Work to complete:
Lines containing the string "muôn" are to be counted; report only how many there are.

Raw data:
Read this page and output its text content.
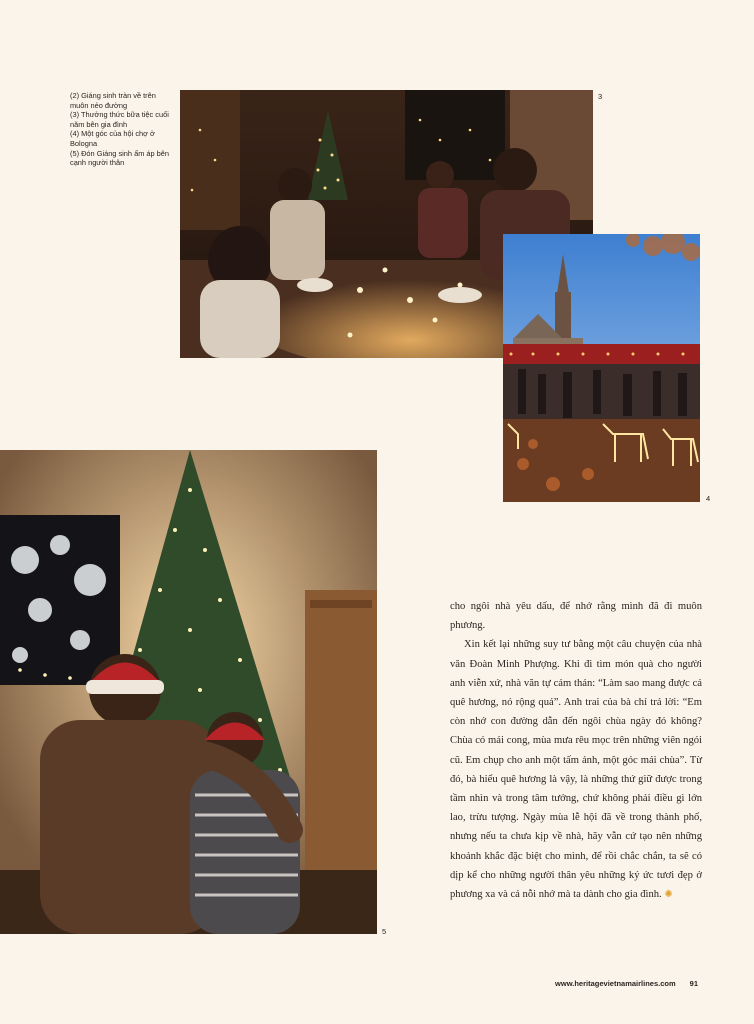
(2) Giáng sinh tràn về trên muôn nẻo đường

(3) Thưởng thức bữa tiệc cuối năm bên gia đình

(4) Một góc của hội chợ ở Bologna

(5) Đón Giáng sinh ấm áp bên cạnh người thân

3
4
5

cho ngôi nhà yêu dấu, để nhớ rằng mình đã đi muôn phương.

Xin kết lại những suy tư bằng một câu chuyện của nhà văn Đoàn Minh Phượng. Khi đi tìm món quà cho người anh viễn xứ, nhà văn tự cảm thán: “Làm sao mang được cả quê hương, nó rộng quá”. Anh trai của bà chỉ trả lời: “Em còn nhớ con đường dẫn đến ngôi chùa ngày đó không? Chùa có mái cong, mùa mưa rêu mọc trên những viên ngói cũ. Em chụp cho anh một tấm ảnh, một góc mái chùa”. Từ đó, bà hiểu quê hương là vậy, là những thứ giữ được trong tầm nhìn và trong tâm tưởng, chứ không phải điều gì lớn lao, trừu tượng. Ngày mùa lễ hội đã về trong thành phố, nhưng nếu ta chưa kịp về nhà, hãy vẫn cứ tạo nên những khoảnh khắc đặc biệt cho mình, để rồi chắc chắn, ta sẽ có dịp kể cho những người thân yêu những ký ức tươi đẹp ở phương xa và cả nỗi nhớ mà ta dành cho gia đình. ✺

www.heritagevietnamairlines.com 91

Solution to this task:
2